**EXERCISE DIRECTIONS:**
Identify all lines below that hold "JSON" and collect them.

**DATA EXTRACT:**
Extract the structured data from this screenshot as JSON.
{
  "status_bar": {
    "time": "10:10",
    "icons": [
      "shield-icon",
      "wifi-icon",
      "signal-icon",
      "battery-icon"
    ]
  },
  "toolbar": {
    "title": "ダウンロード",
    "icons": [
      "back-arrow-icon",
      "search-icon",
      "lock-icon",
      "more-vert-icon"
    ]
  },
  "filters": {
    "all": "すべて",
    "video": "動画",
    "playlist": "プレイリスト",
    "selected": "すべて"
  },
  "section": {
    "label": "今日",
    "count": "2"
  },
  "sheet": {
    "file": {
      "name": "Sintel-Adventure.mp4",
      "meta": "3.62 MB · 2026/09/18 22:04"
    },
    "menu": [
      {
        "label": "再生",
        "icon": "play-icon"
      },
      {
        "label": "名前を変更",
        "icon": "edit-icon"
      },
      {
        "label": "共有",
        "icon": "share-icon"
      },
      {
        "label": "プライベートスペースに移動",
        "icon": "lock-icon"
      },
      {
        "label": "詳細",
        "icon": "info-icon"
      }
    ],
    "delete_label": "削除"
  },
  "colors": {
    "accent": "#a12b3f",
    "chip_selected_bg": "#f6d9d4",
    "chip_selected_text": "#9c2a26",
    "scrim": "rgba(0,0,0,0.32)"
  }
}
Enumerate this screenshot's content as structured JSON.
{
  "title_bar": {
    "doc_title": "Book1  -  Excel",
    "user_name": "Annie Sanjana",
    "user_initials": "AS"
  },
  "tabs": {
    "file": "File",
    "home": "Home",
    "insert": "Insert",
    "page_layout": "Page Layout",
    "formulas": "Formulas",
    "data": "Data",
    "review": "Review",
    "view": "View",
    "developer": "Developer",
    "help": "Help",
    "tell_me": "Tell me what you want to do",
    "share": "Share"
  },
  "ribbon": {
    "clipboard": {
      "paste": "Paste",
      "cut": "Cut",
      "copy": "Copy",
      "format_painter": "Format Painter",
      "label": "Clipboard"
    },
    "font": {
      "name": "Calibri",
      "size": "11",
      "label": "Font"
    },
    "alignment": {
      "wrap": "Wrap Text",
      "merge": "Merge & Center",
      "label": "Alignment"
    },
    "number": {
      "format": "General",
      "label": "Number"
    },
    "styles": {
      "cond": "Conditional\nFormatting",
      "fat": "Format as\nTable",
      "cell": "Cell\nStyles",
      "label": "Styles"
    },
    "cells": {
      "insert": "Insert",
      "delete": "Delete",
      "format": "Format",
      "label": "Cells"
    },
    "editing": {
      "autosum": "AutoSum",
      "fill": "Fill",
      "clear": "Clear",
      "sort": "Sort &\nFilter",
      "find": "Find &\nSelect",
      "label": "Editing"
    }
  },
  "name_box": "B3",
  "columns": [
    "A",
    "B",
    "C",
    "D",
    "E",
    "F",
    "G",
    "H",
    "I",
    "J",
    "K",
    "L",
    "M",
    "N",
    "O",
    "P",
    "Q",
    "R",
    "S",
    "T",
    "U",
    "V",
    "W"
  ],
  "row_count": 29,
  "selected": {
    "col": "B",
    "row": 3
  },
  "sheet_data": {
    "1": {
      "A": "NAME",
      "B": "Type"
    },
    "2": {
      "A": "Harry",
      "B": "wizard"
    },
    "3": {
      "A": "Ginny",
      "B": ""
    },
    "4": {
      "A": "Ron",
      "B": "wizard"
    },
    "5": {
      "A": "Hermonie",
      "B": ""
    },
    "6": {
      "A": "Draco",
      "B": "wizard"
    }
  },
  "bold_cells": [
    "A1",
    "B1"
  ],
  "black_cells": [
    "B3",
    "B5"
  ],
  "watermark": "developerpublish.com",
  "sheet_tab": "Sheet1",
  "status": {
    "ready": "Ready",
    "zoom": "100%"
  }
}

**SOLUTION TO THIS EXERCISE:**
Extract the structured data from this screenshot as JSON.
Enumerate this screenshot's content as structured JSON.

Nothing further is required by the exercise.